## Data to process
--- begin ---

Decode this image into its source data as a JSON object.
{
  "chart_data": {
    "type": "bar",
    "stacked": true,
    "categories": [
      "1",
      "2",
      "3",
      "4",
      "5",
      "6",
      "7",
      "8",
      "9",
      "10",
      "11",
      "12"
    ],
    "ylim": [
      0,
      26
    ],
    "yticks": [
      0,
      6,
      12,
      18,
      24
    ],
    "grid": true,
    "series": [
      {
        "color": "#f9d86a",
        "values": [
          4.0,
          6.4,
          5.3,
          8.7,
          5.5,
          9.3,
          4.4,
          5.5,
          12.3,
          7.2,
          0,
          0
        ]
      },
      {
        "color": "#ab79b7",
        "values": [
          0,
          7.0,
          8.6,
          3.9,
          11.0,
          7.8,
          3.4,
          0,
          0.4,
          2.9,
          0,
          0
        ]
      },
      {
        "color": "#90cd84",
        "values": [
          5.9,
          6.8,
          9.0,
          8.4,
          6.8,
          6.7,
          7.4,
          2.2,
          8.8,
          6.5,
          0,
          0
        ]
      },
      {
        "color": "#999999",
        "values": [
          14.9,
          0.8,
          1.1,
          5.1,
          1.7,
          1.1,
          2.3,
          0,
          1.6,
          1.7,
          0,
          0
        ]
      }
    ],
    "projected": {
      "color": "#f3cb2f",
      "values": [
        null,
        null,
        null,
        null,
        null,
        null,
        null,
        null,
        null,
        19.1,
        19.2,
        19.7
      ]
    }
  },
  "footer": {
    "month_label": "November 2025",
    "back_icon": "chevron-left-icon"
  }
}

--- end ---

## Written request
Please quote the records above exactly, without skipping a line.

## Exercise output
Decode this image into its source data as a JSON object.
{
  "chart_data": {
    "type": "bar",
    "stacked": true,
    "categories": [
      "1",
      "2",
      "3",
      "4",
      "5",
      "6",
      "7",
      "8",
      "9",
      "10",
      "11",
      "12"
    ],
    "ylim": [
      0,
      26
    ],
    "yticks": [
      0,
      6,
      12,
      18,
      24
    ],
    "grid": true,
    "series": [
      {
        "color": "#f9d86a",
        "values": [
          4.0,
          6.4,
          5.3,
          8.7,
          5.5,
          9.3,
          4.4,
          5.5,
          12.3,
          7.2,
          0,
          0
        ]
      },
      {
        "color": "#ab79b7",
        "values": [
          0,
          7.0,
          8.6,
          3.9,
          11.0,
          7.8,
          3.4,
          0,
          0.4,
          2.9,
          0,
          0
        ]
      },
      {
        "color": "#90cd84",
        "values": [
          5.9,
          6.8,
          9.0,
          8.4,
          6.8,
          6.7,
          7.4,
          2.2,
          8.8,
          6.5,
          0,
          0
        ]
      },
      {
        "color": "#999999",
        "values": [
          14.9,
          0.8,
          1.1,
          5.1,
          1.7,
          1.1,
          2.3,
          0,
          1.6,
          1.7,
          0,
          0
        ]
      }
    ],
    "projected": {
      "color": "#f3cb2f",
      "values": [
        null,
        null,
        null,
        null,
        null,
        null,
        null,
        null,
        null,
        19.1,
        19.2,
        19.7
      ]
    }
  },
  "footer": {
    "month_label": "November 2025",
    "back_icon": "chevron-left-icon"
  }
}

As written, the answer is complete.